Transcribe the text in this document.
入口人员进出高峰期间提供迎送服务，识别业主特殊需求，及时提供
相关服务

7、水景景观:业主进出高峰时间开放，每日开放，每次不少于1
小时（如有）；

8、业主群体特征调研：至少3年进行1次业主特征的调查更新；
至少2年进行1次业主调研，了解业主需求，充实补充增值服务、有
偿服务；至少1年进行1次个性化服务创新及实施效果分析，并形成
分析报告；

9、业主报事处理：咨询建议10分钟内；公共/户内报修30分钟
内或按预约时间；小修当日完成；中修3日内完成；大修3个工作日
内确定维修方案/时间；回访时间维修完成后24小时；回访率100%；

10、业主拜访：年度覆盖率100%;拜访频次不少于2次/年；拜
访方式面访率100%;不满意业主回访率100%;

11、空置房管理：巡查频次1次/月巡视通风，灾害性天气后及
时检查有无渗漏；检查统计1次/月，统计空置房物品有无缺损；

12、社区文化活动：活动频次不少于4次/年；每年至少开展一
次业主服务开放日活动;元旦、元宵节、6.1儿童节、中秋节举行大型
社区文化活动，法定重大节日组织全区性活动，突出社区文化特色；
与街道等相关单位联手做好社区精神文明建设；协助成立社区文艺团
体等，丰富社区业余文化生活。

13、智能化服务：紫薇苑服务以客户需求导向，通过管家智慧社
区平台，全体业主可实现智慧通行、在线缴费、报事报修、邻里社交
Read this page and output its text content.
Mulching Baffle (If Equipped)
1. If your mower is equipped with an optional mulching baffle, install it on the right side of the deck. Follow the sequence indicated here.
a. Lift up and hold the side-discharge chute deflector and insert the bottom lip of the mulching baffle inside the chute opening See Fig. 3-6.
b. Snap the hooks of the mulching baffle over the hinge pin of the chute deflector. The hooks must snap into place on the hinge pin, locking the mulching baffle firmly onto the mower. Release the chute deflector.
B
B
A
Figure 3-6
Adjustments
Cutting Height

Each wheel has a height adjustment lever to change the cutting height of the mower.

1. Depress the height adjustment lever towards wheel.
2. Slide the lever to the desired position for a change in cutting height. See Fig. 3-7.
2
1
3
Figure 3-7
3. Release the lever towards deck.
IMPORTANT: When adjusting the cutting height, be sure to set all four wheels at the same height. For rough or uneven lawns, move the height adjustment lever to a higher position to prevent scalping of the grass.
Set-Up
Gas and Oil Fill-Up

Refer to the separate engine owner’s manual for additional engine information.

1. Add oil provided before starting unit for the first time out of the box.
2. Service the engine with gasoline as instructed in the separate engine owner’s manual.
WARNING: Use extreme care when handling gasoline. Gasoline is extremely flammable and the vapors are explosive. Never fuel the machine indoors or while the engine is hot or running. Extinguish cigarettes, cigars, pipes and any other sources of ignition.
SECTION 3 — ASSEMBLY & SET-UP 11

> **Short problem**:
How many lines in these records hold the string "lever"? Reply with the number alone.

> **Response to this task**:
5